◆ INSTRUCTIONS FOR THE TASK
A partial copy is required: transcribe exactly the lines from the one containing "Type out the text in this image." through the last line below, without any pictures.

(Data records)
§

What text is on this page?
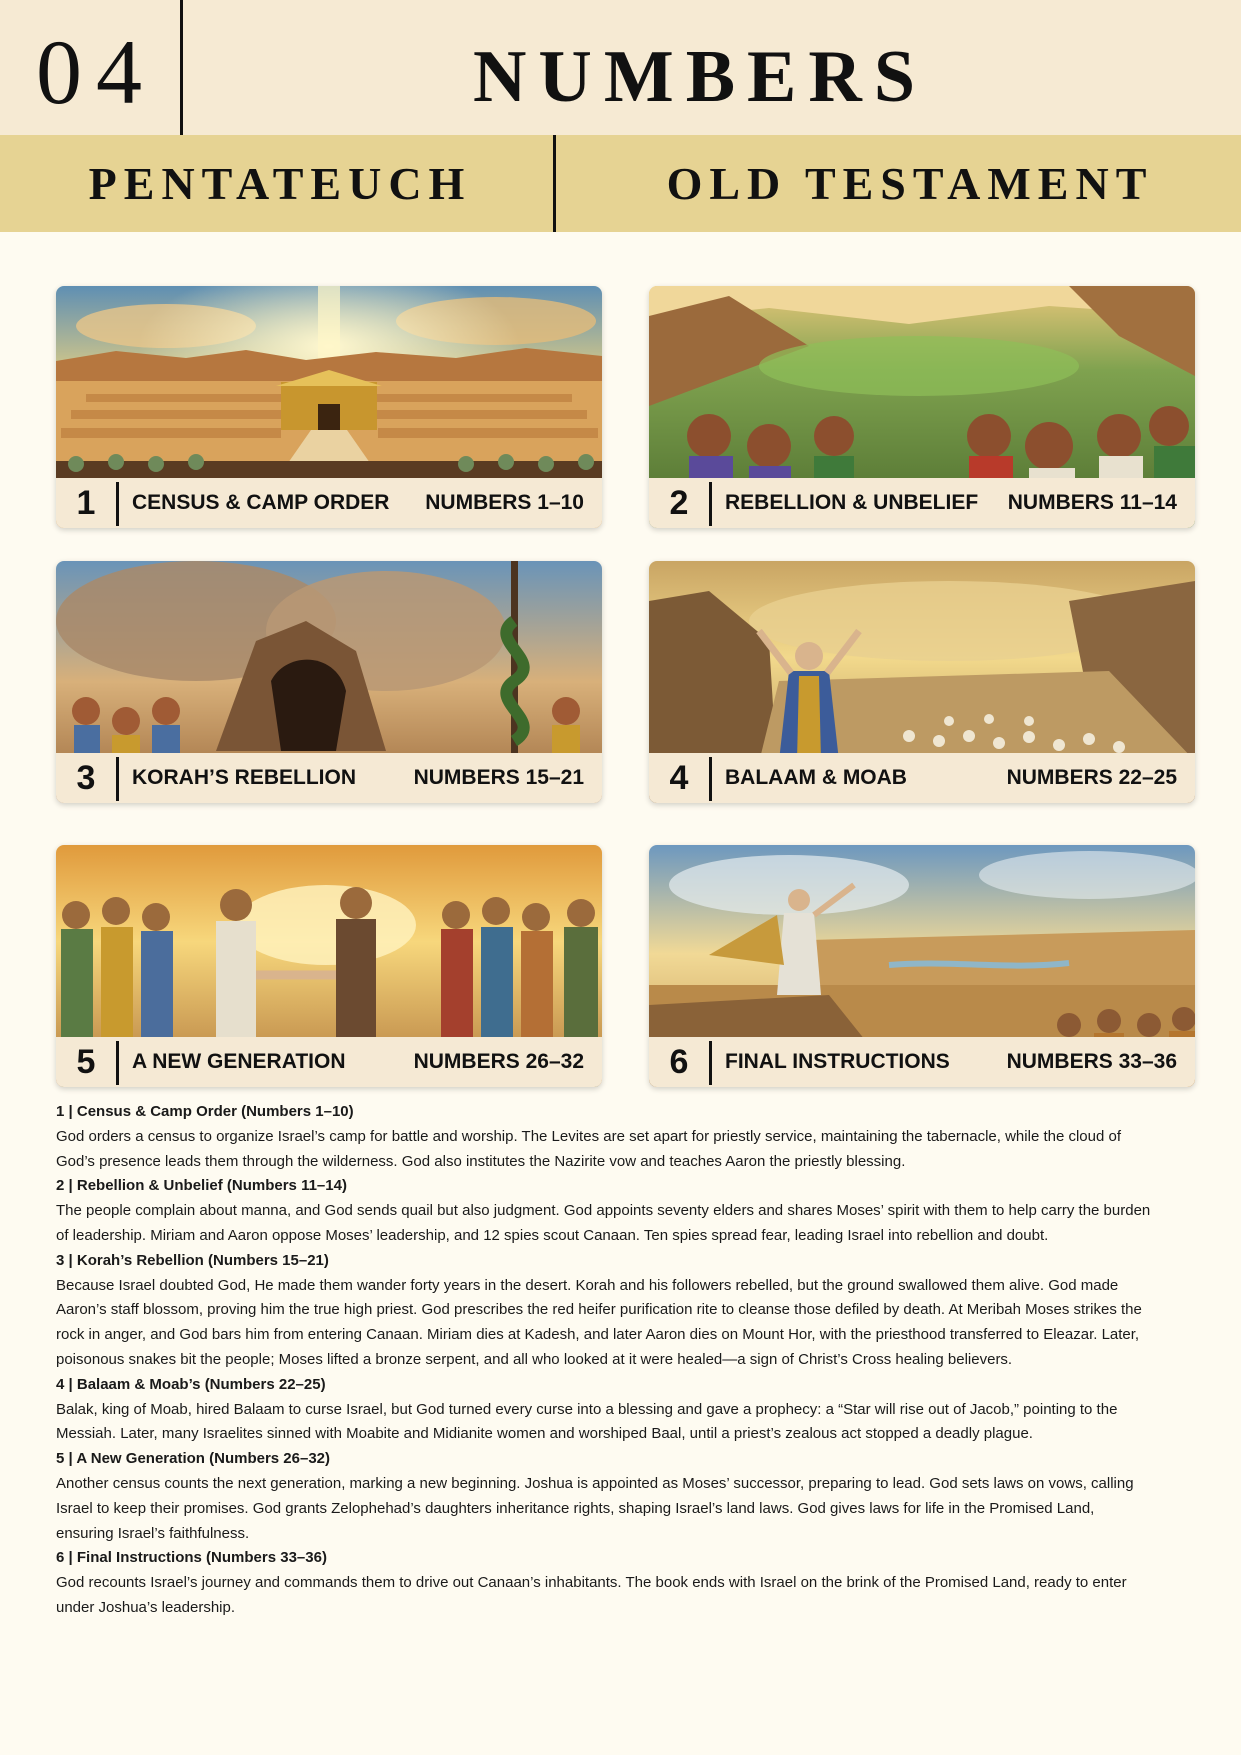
04	NUMBERS
PENTATEUCH	OLD TESTAMENT
1	CENSUS & CAMP ORDER NUMBERS 1–10	2	REBELLION & UNBELIEF NUMBERS 11–14
3	KORAH’S REBELLION	NUMBERS 15–21	4	BALAAM & MOAB	NUMBERS 22–25
5	A NEW GENERATION	NUMBERS 26–32	6	FINAL INSTRUCTIONS	NUMBERS 33–36

1 | Census & Camp Order (Numbers 1–10)

God orders a census to organize Israel’s camp for battle and worship. The Levites are set apart for priestly service, maintaining the tabernacle, while the cloud of God’s presence leads them through the wilderness. God also institutes the Nazirite vow and teaches Aaron the priestly blessing.

2 | Rebellion & Unbelief (Numbers 11–14)

The people complain about manna, and God sends quail but also judgment. God appoints seventy elders and shares Moses’ spirit with them to help carry the burden of leadership. Miriam and Aaron oppose Moses’ leadership, and 12 spies scout Canaan. Ten spies spread fear, leading Israel into rebellion and doubt.

3 | Korah’s Rebellion (Numbers 15–21)

Because Israel doubted God, He made them wander forty years in the desert. Korah and his followers rebelled, but the ground swallowed them alive. God made Aaron’s staff blossom, proving him the true high priest. God prescribes the red heifer purification rite to cleanse those defiled by death. At Meribah Moses strikes the rock in anger, and God bars him from entering Canaan. Miriam dies at Kadesh, and later Aaron dies on Mount Hor, with the priesthood transferred to Eleazar. Later, poisonous snakes bit the people; Moses lifted a bronze serpent, and all who looked at it were healed—a sign of Christ’s Cross healing believers.

4 | Balaam & Moab’s (Numbers 22–25)

Balak, king of Moab, hired Balaam to curse Israel, but God turned every curse into a blessing and gave a prophecy: a “Star will rise out of Jacob,” pointing to the Messiah. Later, many Israelites sinned with Moabite and Midianite women and worshiped Baal, until a priest’s zealous act stopped a deadly plague.

5 | A New Generation (Numbers 26–32)

Another census counts the next generation, marking a new beginning. Joshua is appointed as Moses’ successor, preparing to lead. God sets laws on vows, calling Israel to keep their promises. God grants Zelophehad’s daughters inheritance rights, shaping Israel’s land laws. God gives laws for life in the Promised Land, ensuring Israel’s faithfulness.

6 | Final Instructions (Numbers 33–36)

God recounts Israel’s journey and commands them to drive out Canaan’s inhabitants. The book ends with Israel on the brink of the Promised Land, ready to enter under Joshua’s leadership.
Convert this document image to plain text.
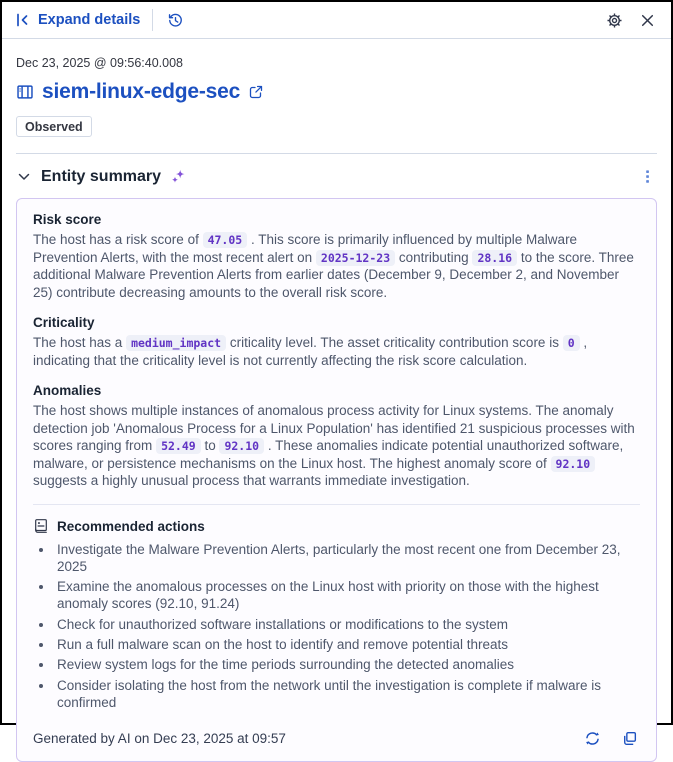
Expand details
Dec 23, 2025 @ 09:56:40.008
siem-linux-edge-sec
Observed
Entity summary
Risk score

The host has a risk score of 47.05 . This score is primarily influenced by multiple Malware Prevention Alerts, with the most recent alert on 2025-12-23 contributing 28.16 to the score. Three additional Malware Prevention Alerts from earlier dates (December 9, December 2, and November 25) contribute decreasing amounts to the overall risk score.

Criticality

The host has a medium_impact criticality level. The asset criticality contribution score is 0 , indicating that the criticality level is not currently affecting the risk score calculation.

Anomalies

The host shows multiple instances of anomalous process activity for Linux systems. The anomaly detection job 'Anomalous Process for a Linux Population' has identified 21 suspicious processes with scores ranging from 52.49 to 92.10 . These anomalies indicate potential unauthorized software, malware, or persistence mechanisms on the Linux host. The highest anomaly score of 92.10 suggests a highly unusual process that warrants immediate investigation.

Recommended actions
• Investigate the Malware Prevention Alerts, particularly the most recent one from December 23, 2025
• Examine the anomalous processes on the Linux host with priority on those with the highest anomaly scores (92.10, 91.24)
• Check for unauthorized software installations or modifications to the system
• Run a full malware scan on the host to identify and remove potential threats
• Review system logs for the time periods surrounding the detected anomalies
• Consider isolating the host from the network until the investigation is complete if malware is confirmed
Generated by AI on Dec 23, 2025 at 09:57
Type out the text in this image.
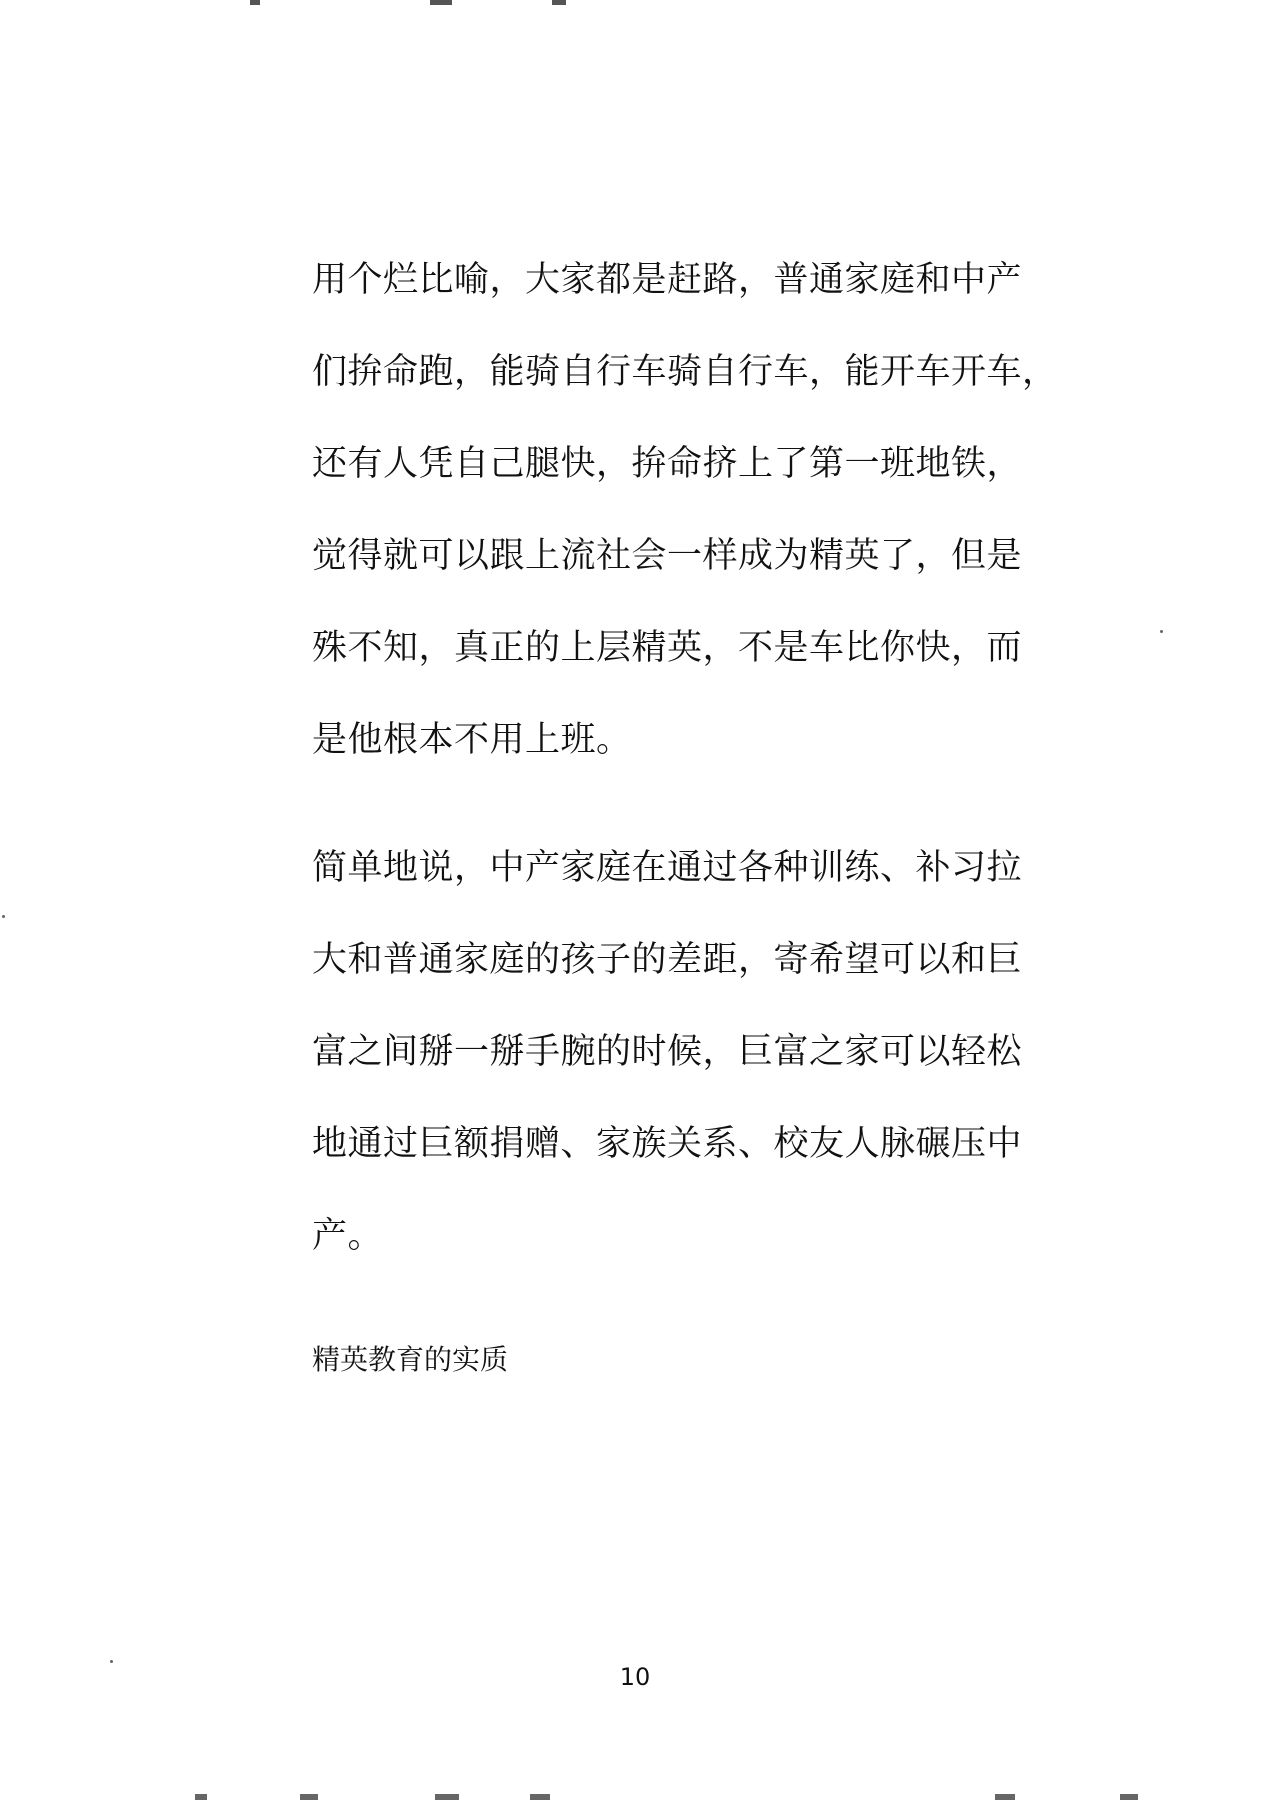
用个烂比喻，大家都是赶路，普通家庭和中产
们拚命跑，能骑自行车骑自行车，能开车开车，
还有人凭自己腿快，拚命挤上了第一班地铁，
觉得就可以跟上流社会一样成为精英了，但是
殊不知，真正的上层精英，不是车比你快，而
是他根本不用上班。
简单地说，中产家庭在通过各种训练、补习拉
大和普通家庭的孩子的差距，寄希望可以和巨
富之间掰一掰手腕的时候，巨富之家可以轻松
地通过巨额捐赠、家族关系、校友人脉碾压中
产。
精英教育的实质
10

§

◆ PROBLEM SOLUTION
Type out the text in this image.
用个烂比喻，大家都是赶路，普通家庭和中产
们拚命跑，能骑自行车骑自行车，能开车开车，
还有人凭自己腿快，拚命挤上了第一班地铁，
觉得就可以跟上流社会一样成为精英了，但是
殊不知，真正的上层精英，不是车比你快，而
是他根本不用上班。
简单地说，中产家庭在通过各种训练、补习拉
大和普通家庭的孩子的差距，寄希望可以和巨
富之间掰一掰手腕的时候，巨富之家可以轻松
地通过巨额捐赠、家族关系、校友人脉碾压中
产。
精英教育的实质
10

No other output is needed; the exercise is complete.